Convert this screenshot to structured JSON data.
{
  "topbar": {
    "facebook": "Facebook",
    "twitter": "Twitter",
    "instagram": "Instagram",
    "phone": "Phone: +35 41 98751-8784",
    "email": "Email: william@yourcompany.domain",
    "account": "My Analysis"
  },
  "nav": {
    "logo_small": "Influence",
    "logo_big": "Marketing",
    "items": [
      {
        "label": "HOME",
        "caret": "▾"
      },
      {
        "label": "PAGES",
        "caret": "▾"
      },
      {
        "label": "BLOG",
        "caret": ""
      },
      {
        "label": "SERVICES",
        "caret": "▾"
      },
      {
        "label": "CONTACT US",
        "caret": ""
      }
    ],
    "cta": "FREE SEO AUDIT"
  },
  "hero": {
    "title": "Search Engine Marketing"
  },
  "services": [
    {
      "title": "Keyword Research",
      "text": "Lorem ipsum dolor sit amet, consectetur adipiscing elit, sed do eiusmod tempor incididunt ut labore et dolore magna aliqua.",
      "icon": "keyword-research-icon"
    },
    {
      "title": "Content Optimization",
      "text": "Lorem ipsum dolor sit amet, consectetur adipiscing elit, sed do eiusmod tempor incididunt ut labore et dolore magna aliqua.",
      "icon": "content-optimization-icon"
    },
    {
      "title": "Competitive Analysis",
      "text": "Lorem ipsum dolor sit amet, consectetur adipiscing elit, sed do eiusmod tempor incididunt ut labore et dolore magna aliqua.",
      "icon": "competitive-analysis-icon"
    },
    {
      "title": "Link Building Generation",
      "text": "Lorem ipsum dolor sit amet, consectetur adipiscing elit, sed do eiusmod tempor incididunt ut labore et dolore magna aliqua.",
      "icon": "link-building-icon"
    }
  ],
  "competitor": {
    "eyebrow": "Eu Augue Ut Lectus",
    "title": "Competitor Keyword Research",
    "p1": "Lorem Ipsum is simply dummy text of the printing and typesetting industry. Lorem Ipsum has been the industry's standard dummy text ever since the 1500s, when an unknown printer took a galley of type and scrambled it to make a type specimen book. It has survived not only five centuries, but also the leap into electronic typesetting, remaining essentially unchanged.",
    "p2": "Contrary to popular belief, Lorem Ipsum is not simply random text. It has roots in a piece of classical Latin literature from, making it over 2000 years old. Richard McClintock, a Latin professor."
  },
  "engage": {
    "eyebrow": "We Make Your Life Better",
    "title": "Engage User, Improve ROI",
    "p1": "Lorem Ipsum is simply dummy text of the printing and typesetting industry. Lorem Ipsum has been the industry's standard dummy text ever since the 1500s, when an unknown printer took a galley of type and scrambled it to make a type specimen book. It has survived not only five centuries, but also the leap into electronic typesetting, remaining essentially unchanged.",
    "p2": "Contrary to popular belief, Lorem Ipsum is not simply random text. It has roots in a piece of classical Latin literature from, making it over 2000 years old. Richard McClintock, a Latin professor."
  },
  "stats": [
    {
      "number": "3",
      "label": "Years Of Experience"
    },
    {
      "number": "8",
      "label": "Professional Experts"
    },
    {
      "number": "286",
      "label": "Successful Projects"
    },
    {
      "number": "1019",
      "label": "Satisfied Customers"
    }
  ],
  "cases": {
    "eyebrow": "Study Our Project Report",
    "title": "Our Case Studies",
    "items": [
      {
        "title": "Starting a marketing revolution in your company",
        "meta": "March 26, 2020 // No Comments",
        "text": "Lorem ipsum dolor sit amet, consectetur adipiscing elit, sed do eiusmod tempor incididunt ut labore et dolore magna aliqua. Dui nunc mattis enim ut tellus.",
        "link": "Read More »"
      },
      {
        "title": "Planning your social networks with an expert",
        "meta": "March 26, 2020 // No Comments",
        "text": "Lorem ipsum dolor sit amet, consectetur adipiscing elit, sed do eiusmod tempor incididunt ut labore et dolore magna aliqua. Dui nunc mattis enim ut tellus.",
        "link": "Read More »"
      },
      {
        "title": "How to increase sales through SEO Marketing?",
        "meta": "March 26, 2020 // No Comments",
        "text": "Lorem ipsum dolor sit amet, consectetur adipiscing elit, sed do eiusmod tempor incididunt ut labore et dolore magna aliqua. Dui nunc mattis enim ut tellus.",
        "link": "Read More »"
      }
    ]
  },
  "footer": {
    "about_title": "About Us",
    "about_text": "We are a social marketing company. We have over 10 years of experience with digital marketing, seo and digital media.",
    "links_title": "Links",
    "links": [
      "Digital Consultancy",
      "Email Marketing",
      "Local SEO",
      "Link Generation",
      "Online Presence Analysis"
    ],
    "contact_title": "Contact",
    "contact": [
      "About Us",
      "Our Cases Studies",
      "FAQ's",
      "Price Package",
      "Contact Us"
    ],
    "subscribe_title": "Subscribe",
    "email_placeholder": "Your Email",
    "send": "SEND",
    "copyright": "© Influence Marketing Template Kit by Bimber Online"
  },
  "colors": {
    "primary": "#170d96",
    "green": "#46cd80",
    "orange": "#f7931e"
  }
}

-- -- --

**EXERCISE:**
Return all of the entries exactly as they were supplied.

**ANSWER TO THIS PROBLEM:**
Convert this screenshot to structured JSON data.
{
  "topbar": {
    "facebook": "Facebook",
    "twitter": "Twitter",
    "instagram": "Instagram",
    "phone": "Phone: +35 41 98751-8784",
    "email": "Email: william@yourcompany.domain",
    "account": "My Analysis"
  },
  "nav": {
    "logo_small": "Influence",
    "logo_big": "Marketing",
    "items": [
      {
        "label": "HOME",
        "caret": "▾"
      },
      {
        "label": "PAGES",
        "caret": "▾"
      },
      {
        "label": "BLOG",
        "caret": ""
      },
      {
        "label": "SERVICES",
        "caret": "▾"
      },
      {
        "label": "CONTACT US",
        "caret": ""
      }
    ],
    "cta": "FREE SEO AUDIT"
  },
  "hero": {
    "title": "Search Engine Marketing"
  },
  "services": [
    {
      "title": "Keyword Research",
      "text": "Lorem ipsum dolor sit amet, consectetur adipiscing elit, sed do eiusmod tempor incididunt ut labore et dolore magna aliqua.",
      "icon": "keyword-research-icon"
    },
    {
      "title": "Content Optimization",
      "text": "Lorem ipsum dolor sit amet, consectetur adipiscing elit, sed do eiusmod tempor incididunt ut labore et dolore magna aliqua.",
      "icon": "content-optimization-icon"
    },
    {
      "title": "Competitive Analysis",
      "text": "Lorem ipsum dolor sit amet, consectetur adipiscing elit, sed do eiusmod tempor incididunt ut labore et dolore magna aliqua.",
      "icon": "competitive-analysis-icon"
    },
    {
      "title": "Link Building Generation",
      "text": "Lorem ipsum dolor sit amet, consectetur adipiscing elit, sed do eiusmod tempor incididunt ut labore et dolore magna aliqua.",
      "icon": "link-building-icon"
    }
  ],
  "competitor": {
    "eyebrow": "Eu Augue Ut Lectus",
    "title": "Competitor Keyword Research",
    "p1": "Lorem Ipsum is simply dummy text of the printing and typesetting industry. Lorem Ipsum has been the industry's standard dummy text ever since the 1500s, when an unknown printer took a galley of type and scrambled it to make a type specimen book. It has survived not only five centuries, but also the leap into electronic typesetting, remaining essentially unchanged.",
    "p2": "Contrary to popular belief, Lorem Ipsum is not simply random text. It has roots in a piece of classical Latin literature from, making it over 2000 years old. Richard McClintock, a Latin professor."
  },
  "engage": {
    "eyebrow": "We Make Your Life Better",
    "title": "Engage User, Improve ROI",
    "p1": "Lorem Ipsum is simply dummy text of the printing and typesetting industry. Lorem Ipsum has been the industry's standard dummy text ever since the 1500s, when an unknown printer took a galley of type and scrambled it to make a type specimen book. It has survived not only five centuries, but also the leap into electronic typesetting, remaining essentially unchanged.",
    "p2": "Contrary to popular belief, Lorem Ipsum is not simply random text. It has roots in a piece of classical Latin literature from, making it over 2000 years old. Richard McClintock, a Latin professor."
  },
  "stats": [
    {
      "number": "3",
      "label": "Years Of Experience"
    },
    {
      "number": "8",
      "label": "Professional Experts"
    },
    {
      "number": "286",
      "label": "Successful Projects"
    },
    {
      "number": "1019",
      "label": "Satisfied Customers"
    }
  ],
  "cases": {
    "eyebrow": "Study Our Project Report",
    "title": "Our Case Studies",
    "items": [
      {
        "title": "Starting a marketing revolution in your company",
        "meta": "March 26, 2020 // No Comments",
        "text": "Lorem ipsum dolor sit amet, consectetur adipiscing elit, sed do eiusmod tempor incididunt ut labore et dolore magna aliqua. Dui nunc mattis enim ut tellus.",
        "link": "Read More »"
      },
      {
        "title": "Planning your social networks with an expert",
        "meta": "March 26, 2020 // No Comments",
        "text": "Lorem ipsum dolor sit amet, consectetur adipiscing elit, sed do eiusmod tempor incididunt ut labore et dolore magna aliqua. Dui nunc mattis enim ut tellus.",
        "link": "Read More »"
      },
      {
        "title": "How to increase sales through SEO Marketing?",
        "meta": "March 26, 2020 // No Comments",
        "text": "Lorem ipsum dolor sit amet, consectetur adipiscing elit, sed do eiusmod tempor incididunt ut labore et dolore magna aliqua. Dui nunc mattis enim ut tellus.",
        "link": "Read More »"
      }
    ]
  },
  "footer": {
    "about_title": "About Us",
    "about_text": "We are a social marketing company. We have over 10 years of experience with digital marketing, seo and digital media.",
    "links_title": "Links",
    "links": [
      "Digital Consultancy",
      "Email Marketing",
      "Local SEO",
      "Link Generation",
      "Online Presence Analysis"
    ],
    "contact_title": "Contact",
    "contact": [
      "About Us",
      "Our Cases Studies",
      "FAQ's",
      "Price Package",
      "Contact Us"
    ],
    "subscribe_title": "Subscribe",
    "email_placeholder": "Your Email",
    "send": "SEND",
    "copyright": "© Influence Marketing Template Kit by Bimber Online"
  },
  "colors": {
    "primary": "#170d96",
    "green": "#46cd80",
    "orange": "#f7931e"
  }
}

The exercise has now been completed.